→ EXERCISE INSTRUCTIONS: Whenever a line below holds the word "content", copy that line.

(Records contained in a dataset)
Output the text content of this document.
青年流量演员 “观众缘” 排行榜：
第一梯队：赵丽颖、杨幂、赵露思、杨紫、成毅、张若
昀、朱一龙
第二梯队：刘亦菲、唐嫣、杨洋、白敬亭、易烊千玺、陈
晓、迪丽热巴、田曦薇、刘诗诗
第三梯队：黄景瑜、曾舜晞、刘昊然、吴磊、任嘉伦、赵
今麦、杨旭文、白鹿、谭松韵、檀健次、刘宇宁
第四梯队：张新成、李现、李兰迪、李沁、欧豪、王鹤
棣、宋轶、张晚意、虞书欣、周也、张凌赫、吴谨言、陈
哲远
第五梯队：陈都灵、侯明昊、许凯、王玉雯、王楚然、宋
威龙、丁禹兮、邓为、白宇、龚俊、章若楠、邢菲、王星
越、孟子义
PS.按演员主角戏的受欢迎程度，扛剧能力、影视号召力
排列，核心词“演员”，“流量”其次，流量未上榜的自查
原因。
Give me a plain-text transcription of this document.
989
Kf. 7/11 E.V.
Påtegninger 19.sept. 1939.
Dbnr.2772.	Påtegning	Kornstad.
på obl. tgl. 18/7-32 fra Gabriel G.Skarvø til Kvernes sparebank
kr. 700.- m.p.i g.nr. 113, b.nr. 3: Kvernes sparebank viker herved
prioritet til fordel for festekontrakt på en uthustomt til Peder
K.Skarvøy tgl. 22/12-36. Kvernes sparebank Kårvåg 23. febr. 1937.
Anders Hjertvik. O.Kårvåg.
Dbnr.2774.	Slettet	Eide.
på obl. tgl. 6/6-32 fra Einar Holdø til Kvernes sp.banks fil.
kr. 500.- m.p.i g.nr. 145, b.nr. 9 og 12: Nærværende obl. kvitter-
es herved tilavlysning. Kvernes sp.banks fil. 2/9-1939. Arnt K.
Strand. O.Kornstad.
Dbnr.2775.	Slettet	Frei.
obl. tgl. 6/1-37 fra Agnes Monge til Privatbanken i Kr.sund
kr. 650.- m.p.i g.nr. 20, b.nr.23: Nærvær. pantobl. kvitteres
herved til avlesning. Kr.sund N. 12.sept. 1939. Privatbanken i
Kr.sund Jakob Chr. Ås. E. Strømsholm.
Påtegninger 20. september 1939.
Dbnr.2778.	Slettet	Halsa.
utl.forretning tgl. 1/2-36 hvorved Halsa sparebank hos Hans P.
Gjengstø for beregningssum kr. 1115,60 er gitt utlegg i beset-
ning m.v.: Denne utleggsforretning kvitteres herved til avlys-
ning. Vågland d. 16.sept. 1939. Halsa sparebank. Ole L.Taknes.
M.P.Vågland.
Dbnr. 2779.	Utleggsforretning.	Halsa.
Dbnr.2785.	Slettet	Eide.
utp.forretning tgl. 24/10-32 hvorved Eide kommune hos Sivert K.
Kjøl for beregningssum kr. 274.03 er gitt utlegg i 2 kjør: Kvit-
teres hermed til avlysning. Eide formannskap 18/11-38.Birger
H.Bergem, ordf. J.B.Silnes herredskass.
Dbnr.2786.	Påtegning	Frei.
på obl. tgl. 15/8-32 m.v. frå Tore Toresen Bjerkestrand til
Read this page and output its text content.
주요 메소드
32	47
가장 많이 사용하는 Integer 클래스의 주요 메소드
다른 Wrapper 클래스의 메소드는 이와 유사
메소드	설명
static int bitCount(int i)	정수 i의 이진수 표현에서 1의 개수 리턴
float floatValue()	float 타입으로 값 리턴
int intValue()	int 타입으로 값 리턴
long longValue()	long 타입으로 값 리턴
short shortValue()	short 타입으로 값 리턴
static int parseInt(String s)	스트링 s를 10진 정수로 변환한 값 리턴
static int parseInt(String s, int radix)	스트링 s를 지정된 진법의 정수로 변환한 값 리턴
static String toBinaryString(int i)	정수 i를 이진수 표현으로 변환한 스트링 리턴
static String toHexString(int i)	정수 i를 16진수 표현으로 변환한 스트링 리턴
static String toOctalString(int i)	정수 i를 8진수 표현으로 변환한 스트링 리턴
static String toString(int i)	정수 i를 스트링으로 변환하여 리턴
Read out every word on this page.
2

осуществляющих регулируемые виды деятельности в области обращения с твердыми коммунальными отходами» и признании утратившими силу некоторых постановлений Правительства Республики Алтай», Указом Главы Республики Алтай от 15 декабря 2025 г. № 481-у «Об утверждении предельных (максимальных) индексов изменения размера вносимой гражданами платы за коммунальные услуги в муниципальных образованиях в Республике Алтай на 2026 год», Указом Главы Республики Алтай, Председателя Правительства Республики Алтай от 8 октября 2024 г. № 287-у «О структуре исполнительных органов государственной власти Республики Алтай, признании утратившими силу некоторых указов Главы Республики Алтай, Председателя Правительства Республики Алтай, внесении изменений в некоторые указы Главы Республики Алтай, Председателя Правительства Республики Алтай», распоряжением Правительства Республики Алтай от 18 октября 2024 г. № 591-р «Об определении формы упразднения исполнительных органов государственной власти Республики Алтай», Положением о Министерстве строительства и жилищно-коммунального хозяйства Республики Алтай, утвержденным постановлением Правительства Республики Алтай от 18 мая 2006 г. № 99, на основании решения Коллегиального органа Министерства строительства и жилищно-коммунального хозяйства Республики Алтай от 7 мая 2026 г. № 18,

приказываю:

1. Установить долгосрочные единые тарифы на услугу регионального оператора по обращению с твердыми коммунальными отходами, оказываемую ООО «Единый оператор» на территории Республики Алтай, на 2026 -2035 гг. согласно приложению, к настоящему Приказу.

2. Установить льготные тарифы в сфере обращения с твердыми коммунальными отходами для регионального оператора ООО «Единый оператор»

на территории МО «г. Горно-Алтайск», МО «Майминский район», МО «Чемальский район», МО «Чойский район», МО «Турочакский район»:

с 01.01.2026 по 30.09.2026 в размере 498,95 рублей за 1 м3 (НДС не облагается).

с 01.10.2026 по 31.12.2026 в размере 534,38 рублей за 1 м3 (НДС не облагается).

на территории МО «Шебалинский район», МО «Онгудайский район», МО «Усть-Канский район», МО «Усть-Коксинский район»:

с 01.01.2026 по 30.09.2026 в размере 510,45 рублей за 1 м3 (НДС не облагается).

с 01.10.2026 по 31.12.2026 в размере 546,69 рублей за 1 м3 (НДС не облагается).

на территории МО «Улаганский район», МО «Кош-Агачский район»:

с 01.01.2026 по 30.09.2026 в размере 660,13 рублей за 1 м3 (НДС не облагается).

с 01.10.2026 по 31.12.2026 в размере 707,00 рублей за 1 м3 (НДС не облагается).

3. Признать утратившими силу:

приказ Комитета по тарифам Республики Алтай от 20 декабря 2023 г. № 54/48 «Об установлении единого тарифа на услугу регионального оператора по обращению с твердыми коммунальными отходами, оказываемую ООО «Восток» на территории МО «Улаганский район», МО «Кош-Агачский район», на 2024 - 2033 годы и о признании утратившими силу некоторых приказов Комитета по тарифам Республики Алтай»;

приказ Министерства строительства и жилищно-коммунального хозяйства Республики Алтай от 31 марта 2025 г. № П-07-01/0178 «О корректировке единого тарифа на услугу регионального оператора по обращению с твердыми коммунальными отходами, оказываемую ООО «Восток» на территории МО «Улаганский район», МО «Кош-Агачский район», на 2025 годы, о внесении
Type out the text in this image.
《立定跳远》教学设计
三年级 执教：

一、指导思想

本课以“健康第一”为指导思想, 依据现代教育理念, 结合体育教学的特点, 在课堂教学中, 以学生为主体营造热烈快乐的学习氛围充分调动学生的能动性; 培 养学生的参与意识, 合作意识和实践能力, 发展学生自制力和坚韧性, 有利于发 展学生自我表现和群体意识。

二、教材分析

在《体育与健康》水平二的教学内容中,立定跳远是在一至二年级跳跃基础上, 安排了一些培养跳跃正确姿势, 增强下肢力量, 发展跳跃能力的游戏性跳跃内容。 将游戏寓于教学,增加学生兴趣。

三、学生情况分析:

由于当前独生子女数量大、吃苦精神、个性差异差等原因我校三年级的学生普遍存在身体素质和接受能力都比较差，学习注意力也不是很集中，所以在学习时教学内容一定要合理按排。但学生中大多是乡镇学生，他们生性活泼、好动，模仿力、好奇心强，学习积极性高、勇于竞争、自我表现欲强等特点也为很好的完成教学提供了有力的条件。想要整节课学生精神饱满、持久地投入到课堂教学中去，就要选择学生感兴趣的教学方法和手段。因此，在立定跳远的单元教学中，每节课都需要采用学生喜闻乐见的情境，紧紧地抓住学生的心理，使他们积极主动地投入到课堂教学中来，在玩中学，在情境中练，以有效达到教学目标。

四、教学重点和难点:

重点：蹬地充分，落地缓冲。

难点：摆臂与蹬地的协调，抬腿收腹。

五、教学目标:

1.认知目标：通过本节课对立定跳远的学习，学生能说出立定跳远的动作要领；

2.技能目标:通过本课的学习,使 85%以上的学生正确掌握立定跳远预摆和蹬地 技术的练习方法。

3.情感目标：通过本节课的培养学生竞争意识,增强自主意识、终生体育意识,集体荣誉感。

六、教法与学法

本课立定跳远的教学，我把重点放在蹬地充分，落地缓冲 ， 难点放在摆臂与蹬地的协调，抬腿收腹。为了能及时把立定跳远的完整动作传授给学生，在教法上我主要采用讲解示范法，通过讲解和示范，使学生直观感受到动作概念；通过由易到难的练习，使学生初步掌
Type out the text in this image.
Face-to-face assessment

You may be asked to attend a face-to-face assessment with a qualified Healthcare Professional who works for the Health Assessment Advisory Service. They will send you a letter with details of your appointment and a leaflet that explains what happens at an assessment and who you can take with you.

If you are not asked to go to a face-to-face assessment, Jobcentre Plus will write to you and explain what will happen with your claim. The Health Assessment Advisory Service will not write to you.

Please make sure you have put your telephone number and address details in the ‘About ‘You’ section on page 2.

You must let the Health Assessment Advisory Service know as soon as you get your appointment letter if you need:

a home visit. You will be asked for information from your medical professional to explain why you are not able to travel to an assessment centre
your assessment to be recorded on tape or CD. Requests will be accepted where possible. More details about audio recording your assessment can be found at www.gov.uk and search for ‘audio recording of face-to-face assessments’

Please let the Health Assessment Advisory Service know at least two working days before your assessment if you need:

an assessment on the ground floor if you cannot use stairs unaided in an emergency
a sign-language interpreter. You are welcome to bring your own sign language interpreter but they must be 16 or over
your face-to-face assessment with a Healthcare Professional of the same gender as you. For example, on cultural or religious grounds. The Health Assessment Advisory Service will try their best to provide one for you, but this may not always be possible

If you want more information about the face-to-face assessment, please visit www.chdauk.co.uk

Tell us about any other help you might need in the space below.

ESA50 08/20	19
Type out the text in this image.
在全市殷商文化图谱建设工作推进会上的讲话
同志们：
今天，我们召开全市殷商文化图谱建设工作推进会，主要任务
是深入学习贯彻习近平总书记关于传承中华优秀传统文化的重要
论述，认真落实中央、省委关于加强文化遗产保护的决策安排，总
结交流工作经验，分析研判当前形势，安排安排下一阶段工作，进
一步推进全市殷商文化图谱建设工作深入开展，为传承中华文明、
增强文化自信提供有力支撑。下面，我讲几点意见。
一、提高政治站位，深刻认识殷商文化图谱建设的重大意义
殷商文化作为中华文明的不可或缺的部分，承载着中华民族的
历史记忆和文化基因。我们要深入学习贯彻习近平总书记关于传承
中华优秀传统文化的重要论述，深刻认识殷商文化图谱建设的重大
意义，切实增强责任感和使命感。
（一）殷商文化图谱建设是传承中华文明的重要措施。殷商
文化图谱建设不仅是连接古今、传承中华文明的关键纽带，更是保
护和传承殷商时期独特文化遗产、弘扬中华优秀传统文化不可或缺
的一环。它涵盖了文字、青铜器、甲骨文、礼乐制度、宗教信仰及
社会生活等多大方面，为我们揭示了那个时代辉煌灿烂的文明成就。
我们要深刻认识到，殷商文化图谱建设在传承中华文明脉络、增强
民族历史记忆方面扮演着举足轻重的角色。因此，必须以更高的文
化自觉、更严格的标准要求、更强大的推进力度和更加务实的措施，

→ COMPLETED EXERCISE:
Output the text content of this document.
Read this page and output its text content.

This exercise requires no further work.